--- begin Record set ---

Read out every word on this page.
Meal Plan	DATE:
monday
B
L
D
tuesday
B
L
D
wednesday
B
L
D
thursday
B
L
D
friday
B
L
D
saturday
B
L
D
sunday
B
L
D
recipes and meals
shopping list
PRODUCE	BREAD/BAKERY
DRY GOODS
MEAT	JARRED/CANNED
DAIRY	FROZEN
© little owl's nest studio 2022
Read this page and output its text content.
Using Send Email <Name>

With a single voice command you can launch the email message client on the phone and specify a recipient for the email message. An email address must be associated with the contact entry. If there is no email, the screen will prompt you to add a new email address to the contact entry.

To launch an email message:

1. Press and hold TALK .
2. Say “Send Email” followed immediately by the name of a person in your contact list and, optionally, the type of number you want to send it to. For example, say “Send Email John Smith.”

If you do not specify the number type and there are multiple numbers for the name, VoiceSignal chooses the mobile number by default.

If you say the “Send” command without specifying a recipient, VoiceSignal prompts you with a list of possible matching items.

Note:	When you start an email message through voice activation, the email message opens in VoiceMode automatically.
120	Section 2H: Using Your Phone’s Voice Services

--- end Record set ---

**What you need to do:** Find the line that contains "Read this page and output its text content.". Repeat it and every line after it, exactly as written, up to and including the last line of the records above.

**Final answer:**
Read this page and output its text content.
Using Send Email <Name>

With a single voice command you can launch the email message client on the phone and specify a recipient for the email message. An email address must be associated with the contact entry. If there is no email, the screen will prompt you to add a new email address to the contact entry.

To launch an email message:

1. Press and hold TALK .
2. Say “Send Email” followed immediately by the name of a person in your contact list and, optionally, the type of number you want to send it to. For example, say “Send Email John Smith.”

If you do not specify the number type and there are multiple numbers for the name, VoiceSignal chooses the mobile number by default.

If you say the “Send” command without specifying a recipient, VoiceSignal prompts you with a list of possible matching items.

Note:	When you start an email message through voice activation, the email message opens in VoiceMode automatically.
120	Section 2H: Using Your Phone’s Voice Services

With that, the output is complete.